_Given problem_
Print the entire listing. Each line must match the original exactly.

_Recorded information_
####################

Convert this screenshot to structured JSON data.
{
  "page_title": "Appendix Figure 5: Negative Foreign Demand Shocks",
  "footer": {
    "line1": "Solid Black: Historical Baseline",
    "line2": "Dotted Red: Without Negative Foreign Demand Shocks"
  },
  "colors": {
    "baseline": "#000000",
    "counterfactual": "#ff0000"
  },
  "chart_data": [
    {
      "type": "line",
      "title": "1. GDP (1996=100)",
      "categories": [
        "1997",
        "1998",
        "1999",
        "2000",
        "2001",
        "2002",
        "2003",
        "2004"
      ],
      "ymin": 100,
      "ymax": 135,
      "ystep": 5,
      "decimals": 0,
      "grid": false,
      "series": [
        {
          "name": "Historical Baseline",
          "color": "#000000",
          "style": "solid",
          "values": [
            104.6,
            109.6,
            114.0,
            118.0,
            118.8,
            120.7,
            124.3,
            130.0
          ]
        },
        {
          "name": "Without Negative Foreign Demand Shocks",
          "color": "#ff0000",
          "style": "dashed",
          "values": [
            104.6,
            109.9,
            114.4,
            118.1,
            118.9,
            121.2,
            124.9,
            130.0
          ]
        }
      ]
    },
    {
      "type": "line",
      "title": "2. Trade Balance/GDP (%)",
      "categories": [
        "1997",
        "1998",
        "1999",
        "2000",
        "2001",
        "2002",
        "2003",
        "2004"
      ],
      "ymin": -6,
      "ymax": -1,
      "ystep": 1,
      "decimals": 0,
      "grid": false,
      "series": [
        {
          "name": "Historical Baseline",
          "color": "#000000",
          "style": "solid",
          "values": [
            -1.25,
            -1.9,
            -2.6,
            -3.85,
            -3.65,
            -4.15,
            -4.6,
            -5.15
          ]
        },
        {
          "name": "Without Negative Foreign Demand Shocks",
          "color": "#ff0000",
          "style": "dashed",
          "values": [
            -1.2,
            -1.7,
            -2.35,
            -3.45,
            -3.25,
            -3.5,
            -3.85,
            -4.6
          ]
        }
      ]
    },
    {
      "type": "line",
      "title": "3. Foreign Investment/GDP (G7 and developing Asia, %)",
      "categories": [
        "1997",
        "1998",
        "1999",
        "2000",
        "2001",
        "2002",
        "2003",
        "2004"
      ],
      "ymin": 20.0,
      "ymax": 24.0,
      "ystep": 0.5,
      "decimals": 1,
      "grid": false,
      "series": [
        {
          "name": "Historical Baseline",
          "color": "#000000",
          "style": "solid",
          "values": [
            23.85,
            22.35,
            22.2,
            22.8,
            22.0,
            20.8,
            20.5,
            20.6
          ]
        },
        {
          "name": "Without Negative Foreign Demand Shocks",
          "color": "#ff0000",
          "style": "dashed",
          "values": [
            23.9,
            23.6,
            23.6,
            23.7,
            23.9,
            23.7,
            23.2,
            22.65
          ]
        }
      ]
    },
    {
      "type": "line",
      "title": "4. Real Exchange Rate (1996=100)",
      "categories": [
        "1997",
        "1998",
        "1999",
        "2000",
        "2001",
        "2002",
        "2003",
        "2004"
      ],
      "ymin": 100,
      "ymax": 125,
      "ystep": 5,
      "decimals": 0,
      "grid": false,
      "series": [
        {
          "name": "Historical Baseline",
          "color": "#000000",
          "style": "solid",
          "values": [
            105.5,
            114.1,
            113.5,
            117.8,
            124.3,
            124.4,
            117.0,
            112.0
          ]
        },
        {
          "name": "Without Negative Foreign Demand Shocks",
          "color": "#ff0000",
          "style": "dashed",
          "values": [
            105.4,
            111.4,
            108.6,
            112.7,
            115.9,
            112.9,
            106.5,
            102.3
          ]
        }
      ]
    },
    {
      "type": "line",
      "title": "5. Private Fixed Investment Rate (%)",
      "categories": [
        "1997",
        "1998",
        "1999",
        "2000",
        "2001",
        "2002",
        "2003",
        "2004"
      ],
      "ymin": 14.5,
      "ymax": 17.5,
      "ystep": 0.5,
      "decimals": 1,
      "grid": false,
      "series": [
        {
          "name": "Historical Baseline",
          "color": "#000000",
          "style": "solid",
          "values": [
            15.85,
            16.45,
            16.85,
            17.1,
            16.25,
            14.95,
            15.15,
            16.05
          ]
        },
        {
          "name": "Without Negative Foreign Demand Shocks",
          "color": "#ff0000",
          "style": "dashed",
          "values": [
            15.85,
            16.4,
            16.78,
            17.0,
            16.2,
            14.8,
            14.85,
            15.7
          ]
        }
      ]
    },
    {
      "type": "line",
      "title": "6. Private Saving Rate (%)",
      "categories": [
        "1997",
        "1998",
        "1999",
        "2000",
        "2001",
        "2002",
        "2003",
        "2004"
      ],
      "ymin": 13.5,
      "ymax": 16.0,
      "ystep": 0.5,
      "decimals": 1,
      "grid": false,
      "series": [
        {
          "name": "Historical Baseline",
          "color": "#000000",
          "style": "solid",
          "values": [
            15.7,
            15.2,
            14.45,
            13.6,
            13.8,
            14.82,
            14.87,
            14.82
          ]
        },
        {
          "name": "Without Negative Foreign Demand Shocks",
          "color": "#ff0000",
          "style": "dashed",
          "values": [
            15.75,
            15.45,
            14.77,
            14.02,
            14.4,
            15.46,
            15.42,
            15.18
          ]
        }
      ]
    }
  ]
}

####################

_Answer to the problem_
Convert this screenshot to structured JSON data.
{
  "page_title": "Appendix Figure 5: Negative Foreign Demand Shocks",
  "footer": {
    "line1": "Solid Black: Historical Baseline",
    "line2": "Dotted Red: Without Negative Foreign Demand Shocks"
  },
  "colors": {
    "baseline": "#000000",
    "counterfactual": "#ff0000"
  },
  "chart_data": [
    {
      "type": "line",
      "title": "1. GDP (1996=100)",
      "categories": [
        "1997",
        "1998",
        "1999",
        "2000",
        "2001",
        "2002",
        "2003",
        "2004"
      ],
      "ymin": 100,
      "ymax": 135,
      "ystep": 5,
      "decimals": 0,
      "grid": false,
      "series": [
        {
          "name": "Historical Baseline",
          "color": "#000000",
          "style": "solid",
          "values": [
            104.6,
            109.6,
            114.0,
            118.0,
            118.8,
            120.7,
            124.3,
            130.0
          ]
        },
        {
          "name": "Without Negative Foreign Demand Shocks",
          "color": "#ff0000",
          "style": "dashed",
          "values": [
            104.6,
            109.9,
            114.4,
            118.1,
            118.9,
            121.2,
            124.9,
            130.0
          ]
        }
      ]
    },
    {
      "type": "line",
      "title": "2. Trade Balance/GDP (%)",
      "categories": [
        "1997",
        "1998",
        "1999",
        "2000",
        "2001",
        "2002",
        "2003",
        "2004"
      ],
      "ymin": -6,
      "ymax": -1,
      "ystep": 1,
      "decimals": 0,
      "grid": false,
      "series": [
        {
          "name": "Historical Baseline",
          "color": "#000000",
          "style": "solid",
          "values": [
            -1.25,
            -1.9,
            -2.6,
            -3.85,
            -3.65,
            -4.15,
            -4.6,
            -5.15
          ]
        },
        {
          "name": "Without Negative Foreign Demand Shocks",
          "color": "#ff0000",
          "style": "dashed",
          "values": [
            -1.2,
            -1.7,
            -2.35,
            -3.45,
            -3.25,
            -3.5,
            -3.85,
            -4.6
          ]
        }
      ]
    },
    {
      "type": "line",
      "title": "3. Foreign Investment/GDP (G7 and developing Asia, %)",
      "categories": [
        "1997",
        "1998",
        "1999",
        "2000",
        "2001",
        "2002",
        "2003",
        "2004"
      ],
      "ymin": 20.0,
      "ymax": 24.0,
      "ystep": 0.5,
      "decimals": 1,
      "grid": false,
      "series": [
        {
          "name": "Historical Baseline",
          "color": "#000000",
          "style": "solid",
          "values": [
            23.85,
            22.35,
            22.2,
            22.8,
            22.0,
            20.8,
            20.5,
            20.6
          ]
        },
        {
          "name": "Without Negative Foreign Demand Shocks",
          "color": "#ff0000",
          "style": "dashed",
          "values": [
            23.9,
            23.6,
            23.6,
            23.7,
            23.9,
            23.7,
            23.2,
            22.65
          ]
        }
      ]
    },
    {
      "type": "line",
      "title": "4. Real Exchange Rate (1996=100)",
      "categories": [
        "1997",
        "1998",
        "1999",
        "2000",
        "2001",
        "2002",
        "2003",
        "2004"
      ],
      "ymin": 100,
      "ymax": 125,
      "ystep": 5,
      "decimals": 0,
      "grid": false,
      "series": [
        {
          "name": "Historical Baseline",
          "color": "#000000",
          "style": "solid",
          "values": [
            105.5,
            114.1,
            113.5,
            117.8,
            124.3,
            124.4,
            117.0,
            112.0
          ]
        },
        {
          "name": "Without Negative Foreign Demand Shocks",
          "color": "#ff0000",
          "style": "dashed",
          "values": [
            105.4,
            111.4,
            108.6,
            112.7,
            115.9,
            112.9,
            106.5,
            102.3
          ]
        }
      ]
    },
    {
      "type": "line",
      "title": "5. Private Fixed Investment Rate (%)",
      "categories": [
        "1997",
        "1998",
        "1999",
        "2000",
        "2001",
        "2002",
        "2003",
        "2004"
      ],
      "ymin": 14.5,
      "ymax": 17.5,
      "ystep": 0.5,
      "decimals": 1,
      "grid": false,
      "series": [
        {
          "name": "Historical Baseline",
          "color": "#000000",
          "style": "solid",
          "values": [
            15.85,
            16.45,
            16.85,
            17.1,
            16.25,
            14.95,
            15.15,
            16.05
          ]
        },
        {
          "name": "Without Negative Foreign Demand Shocks",
          "color": "#ff0000",
          "style": "dashed",
          "values": [
            15.85,
            16.4,
            16.78,
            17.0,
            16.2,
            14.8,
            14.85,
            15.7
          ]
        }
      ]
    },
    {
      "type": "line",
      "title": "6. Private Saving Rate (%)",
      "categories": [
        "1997",
        "1998",
        "1999",
        "2000",
        "2001",
        "2002",
        "2003",
        "2004"
      ],
      "ymin": 13.5,
      "ymax": 16.0,
      "ystep": 0.5,
      "decimals": 1,
      "grid": false,
      "series": [
        {
          "name": "Historical Baseline",
          "color": "#000000",
          "style": "solid",
          "values": [
            15.7,
            15.2,
            14.45,
            13.6,
            13.8,
            14.82,
            14.87,
            14.82
          ]
        },
        {
          "name": "Without Negative Foreign Demand Shocks",
          "color": "#ff0000",
          "style": "dashed",
          "values": [
            15.75,
            15.45,
            14.77,
            14.02,
            14.4,
            15.46,
            15.42,
            15.18
          ]
        }
      ]
    }
  ]
}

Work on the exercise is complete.